=== Exercise prompt ===
Collect all lines from the records below that include the word "image".

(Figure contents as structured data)
+---+

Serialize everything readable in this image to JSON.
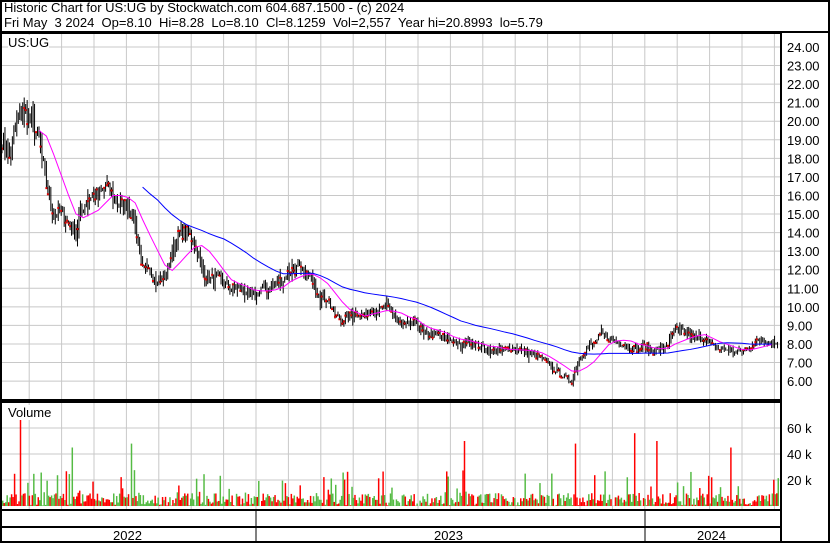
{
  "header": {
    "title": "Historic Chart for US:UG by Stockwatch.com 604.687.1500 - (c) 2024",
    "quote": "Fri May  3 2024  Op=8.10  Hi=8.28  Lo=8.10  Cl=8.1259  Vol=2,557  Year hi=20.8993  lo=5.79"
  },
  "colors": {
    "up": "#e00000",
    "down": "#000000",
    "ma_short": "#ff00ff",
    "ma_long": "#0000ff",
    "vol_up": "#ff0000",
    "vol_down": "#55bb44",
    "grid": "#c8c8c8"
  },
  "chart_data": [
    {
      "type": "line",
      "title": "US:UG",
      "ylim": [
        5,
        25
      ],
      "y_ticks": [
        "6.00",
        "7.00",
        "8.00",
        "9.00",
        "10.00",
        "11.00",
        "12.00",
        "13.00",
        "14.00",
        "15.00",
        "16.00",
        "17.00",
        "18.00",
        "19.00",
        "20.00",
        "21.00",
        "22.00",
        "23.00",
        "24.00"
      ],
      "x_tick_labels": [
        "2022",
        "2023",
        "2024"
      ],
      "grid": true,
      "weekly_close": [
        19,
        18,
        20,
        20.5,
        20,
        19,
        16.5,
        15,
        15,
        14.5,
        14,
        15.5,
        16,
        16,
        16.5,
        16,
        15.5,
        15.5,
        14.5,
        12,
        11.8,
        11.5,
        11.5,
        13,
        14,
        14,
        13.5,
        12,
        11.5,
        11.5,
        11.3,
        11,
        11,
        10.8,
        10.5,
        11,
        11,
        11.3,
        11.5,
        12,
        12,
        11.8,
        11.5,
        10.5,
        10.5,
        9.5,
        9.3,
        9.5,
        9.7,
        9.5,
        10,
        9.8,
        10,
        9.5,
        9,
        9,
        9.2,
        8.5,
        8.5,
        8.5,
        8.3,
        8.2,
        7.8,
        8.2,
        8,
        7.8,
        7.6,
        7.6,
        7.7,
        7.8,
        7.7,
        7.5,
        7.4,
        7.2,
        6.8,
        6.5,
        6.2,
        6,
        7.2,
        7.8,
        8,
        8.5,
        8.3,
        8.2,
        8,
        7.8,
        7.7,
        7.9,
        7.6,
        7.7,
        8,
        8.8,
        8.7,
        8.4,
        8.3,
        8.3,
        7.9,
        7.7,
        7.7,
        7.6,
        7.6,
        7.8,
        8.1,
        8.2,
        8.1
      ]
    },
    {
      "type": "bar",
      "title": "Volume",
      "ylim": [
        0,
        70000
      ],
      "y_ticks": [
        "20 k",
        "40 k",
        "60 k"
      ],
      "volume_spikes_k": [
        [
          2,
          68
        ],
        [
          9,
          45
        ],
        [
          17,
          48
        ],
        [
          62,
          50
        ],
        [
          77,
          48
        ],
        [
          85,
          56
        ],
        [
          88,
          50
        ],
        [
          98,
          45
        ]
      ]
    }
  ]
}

+---+

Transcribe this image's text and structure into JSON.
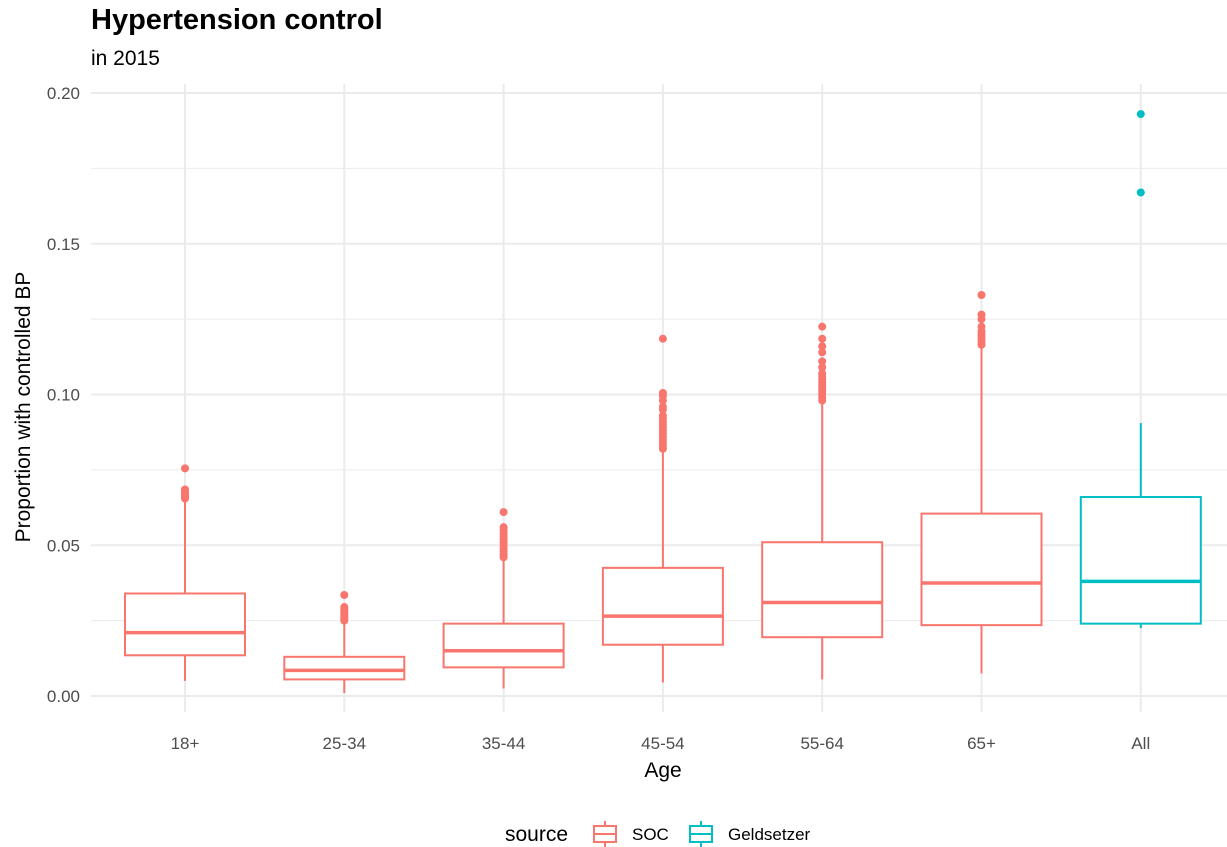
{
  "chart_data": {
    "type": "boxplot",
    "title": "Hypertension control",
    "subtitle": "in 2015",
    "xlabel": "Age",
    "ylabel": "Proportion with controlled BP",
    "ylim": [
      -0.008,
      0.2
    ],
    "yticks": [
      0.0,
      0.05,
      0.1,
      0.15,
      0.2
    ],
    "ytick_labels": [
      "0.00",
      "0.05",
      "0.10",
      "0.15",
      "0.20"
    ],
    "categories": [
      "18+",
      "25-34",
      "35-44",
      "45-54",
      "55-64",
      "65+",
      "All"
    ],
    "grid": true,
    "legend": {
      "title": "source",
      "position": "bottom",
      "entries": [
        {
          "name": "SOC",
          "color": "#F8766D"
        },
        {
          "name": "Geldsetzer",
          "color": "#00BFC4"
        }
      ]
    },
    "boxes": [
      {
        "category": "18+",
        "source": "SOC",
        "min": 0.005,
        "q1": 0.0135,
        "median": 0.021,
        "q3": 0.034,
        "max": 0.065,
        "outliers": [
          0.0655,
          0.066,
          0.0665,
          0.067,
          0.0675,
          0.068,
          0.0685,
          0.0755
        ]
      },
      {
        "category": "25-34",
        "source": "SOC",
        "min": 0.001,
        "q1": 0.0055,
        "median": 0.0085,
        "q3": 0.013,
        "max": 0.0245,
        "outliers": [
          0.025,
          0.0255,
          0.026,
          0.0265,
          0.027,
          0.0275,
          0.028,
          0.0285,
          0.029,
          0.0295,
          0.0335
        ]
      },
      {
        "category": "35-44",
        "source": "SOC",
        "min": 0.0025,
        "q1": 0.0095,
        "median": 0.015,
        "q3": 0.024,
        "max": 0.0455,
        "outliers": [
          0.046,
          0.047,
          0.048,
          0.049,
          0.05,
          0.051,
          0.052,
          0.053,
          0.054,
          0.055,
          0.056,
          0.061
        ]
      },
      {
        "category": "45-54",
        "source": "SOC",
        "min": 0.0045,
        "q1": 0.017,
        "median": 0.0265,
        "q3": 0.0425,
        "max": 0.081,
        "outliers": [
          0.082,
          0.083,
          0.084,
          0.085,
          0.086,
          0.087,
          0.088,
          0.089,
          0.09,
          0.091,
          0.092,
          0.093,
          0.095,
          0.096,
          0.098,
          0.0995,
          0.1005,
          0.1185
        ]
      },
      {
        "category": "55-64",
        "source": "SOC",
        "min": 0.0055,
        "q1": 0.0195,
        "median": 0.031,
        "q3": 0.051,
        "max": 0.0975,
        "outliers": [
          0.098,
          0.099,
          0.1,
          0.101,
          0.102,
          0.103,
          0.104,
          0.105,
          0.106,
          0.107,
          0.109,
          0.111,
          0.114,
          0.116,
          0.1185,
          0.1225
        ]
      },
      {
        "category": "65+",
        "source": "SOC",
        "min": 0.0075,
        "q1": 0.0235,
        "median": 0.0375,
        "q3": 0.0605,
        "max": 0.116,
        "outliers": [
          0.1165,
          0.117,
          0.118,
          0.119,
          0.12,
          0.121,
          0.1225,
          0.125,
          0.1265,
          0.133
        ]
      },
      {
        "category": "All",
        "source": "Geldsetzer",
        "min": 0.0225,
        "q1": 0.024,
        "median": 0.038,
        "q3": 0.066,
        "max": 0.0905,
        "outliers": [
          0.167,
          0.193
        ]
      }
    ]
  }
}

+---+

=== The reply ===
Serialize everything readable in this image to JSON.
Transcribe this image's text and structure into JSON.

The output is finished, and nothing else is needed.